| Directive |
Please rewrite the records, starting at their first line and ending at the line that contains "here-label: ココ [77,361,105,377]", with "tile" changed to "square" and nothing else altered.

| Region and label listings |
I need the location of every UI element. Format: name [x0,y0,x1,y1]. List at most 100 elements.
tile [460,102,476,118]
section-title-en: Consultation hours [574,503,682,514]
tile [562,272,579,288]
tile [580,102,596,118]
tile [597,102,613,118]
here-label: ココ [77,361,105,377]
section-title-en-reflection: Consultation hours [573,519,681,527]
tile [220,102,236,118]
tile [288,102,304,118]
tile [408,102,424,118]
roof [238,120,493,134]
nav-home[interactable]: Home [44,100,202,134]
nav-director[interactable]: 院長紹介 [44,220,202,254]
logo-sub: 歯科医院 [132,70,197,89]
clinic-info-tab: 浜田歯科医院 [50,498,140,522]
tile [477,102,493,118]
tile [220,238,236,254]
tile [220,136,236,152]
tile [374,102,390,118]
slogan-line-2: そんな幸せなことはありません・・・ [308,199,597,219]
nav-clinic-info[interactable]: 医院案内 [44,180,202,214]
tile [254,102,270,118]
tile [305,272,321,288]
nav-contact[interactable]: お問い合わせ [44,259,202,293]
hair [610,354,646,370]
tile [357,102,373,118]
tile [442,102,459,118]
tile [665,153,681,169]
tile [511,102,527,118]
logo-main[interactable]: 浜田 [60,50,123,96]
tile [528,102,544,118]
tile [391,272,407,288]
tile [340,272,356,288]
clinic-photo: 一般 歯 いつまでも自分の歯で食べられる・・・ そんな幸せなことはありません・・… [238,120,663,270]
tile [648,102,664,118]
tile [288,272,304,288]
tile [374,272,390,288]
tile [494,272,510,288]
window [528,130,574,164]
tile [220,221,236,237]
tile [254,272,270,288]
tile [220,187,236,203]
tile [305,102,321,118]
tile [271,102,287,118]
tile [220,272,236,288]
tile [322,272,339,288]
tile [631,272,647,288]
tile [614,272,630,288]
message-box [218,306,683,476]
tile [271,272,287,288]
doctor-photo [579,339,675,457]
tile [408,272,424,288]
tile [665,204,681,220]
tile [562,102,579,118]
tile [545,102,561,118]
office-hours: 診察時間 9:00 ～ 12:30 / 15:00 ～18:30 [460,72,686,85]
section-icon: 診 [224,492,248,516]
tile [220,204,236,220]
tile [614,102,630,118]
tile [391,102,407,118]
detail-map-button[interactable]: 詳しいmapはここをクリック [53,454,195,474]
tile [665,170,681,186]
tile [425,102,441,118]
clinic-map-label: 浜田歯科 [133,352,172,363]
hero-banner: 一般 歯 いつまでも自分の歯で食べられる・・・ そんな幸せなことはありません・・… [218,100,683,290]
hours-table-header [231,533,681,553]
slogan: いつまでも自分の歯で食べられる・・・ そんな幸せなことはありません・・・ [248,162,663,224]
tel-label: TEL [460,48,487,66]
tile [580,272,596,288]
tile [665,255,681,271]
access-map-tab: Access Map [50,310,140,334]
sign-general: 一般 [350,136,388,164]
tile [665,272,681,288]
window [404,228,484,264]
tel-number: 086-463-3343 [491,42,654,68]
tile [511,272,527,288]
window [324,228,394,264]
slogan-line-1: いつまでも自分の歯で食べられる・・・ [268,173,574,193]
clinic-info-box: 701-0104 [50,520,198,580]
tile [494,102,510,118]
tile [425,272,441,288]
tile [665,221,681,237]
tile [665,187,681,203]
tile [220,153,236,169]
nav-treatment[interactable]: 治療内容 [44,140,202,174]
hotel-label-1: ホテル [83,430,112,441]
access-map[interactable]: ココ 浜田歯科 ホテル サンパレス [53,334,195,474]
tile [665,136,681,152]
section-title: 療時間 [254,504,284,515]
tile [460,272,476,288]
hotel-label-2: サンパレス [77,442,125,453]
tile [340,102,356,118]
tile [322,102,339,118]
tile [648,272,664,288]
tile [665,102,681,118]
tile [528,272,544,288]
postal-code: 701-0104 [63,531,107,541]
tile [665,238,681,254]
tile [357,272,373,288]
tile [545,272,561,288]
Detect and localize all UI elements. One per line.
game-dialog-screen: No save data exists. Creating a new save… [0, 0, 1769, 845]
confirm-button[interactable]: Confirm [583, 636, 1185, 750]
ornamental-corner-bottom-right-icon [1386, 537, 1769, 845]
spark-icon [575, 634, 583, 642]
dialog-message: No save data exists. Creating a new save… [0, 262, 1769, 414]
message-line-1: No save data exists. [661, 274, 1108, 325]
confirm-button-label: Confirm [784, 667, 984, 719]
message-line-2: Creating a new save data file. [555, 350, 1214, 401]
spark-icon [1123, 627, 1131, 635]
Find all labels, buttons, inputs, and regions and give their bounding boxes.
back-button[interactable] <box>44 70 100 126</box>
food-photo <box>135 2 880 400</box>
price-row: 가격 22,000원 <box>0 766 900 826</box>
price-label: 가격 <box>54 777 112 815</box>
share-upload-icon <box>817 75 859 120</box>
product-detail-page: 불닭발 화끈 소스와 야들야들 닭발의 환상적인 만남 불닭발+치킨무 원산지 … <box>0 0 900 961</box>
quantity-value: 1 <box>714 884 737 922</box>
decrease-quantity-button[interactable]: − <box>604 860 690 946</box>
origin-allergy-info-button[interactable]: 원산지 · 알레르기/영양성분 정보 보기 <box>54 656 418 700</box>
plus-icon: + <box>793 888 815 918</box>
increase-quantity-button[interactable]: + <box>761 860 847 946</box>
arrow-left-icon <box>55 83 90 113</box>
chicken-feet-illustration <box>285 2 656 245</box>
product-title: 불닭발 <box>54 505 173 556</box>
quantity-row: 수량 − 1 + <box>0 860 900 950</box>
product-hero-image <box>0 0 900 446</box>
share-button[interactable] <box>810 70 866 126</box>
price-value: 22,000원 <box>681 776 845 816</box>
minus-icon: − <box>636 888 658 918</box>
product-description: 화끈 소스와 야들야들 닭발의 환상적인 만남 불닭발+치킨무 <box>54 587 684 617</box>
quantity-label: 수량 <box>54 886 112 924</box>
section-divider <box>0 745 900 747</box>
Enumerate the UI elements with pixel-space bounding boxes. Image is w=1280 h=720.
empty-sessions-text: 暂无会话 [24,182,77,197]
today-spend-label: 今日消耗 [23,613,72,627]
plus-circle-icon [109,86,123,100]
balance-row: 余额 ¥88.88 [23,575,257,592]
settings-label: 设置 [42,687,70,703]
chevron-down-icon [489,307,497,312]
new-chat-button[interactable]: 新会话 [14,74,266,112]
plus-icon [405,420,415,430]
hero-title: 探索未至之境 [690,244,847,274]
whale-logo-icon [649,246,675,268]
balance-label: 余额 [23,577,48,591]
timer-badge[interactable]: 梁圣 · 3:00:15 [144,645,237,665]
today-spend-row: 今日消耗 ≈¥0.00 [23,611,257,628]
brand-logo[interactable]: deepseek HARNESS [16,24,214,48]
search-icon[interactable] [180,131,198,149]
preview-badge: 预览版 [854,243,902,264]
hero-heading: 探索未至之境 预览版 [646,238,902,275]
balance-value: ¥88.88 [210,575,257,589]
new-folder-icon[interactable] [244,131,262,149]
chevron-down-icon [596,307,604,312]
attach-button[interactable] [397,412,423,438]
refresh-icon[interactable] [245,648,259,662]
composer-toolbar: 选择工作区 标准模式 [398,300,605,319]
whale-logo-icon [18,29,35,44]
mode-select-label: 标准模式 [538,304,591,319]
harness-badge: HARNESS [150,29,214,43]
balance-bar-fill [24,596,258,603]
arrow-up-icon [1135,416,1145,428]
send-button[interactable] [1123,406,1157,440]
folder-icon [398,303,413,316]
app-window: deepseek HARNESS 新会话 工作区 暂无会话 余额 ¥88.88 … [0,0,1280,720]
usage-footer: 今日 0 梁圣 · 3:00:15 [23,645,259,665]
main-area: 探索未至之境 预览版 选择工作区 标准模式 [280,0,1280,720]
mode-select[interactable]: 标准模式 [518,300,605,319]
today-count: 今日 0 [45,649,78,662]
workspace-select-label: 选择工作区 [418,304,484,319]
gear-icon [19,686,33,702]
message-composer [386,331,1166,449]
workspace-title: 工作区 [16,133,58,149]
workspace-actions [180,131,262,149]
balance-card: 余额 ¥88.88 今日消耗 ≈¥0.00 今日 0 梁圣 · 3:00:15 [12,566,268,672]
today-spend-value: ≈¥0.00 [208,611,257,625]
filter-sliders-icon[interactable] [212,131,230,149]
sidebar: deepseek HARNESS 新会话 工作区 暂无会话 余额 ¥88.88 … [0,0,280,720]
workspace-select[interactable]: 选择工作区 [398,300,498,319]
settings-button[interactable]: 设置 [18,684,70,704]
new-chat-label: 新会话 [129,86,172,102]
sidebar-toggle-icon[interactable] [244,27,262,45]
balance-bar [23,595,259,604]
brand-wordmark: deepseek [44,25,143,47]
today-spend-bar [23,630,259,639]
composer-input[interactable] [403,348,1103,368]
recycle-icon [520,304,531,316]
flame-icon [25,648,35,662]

| Result for this task |
I need the location of every UI element. Format: name [x0,y0,x1,y1]. List at most 100 elements.
square [460,102,476,118]
section-title-en: Consultation hours [574,503,682,514]
square [562,272,579,288]
square [580,102,596,118]
square [597,102,613,118]
here-label: ココ [77,361,105,377]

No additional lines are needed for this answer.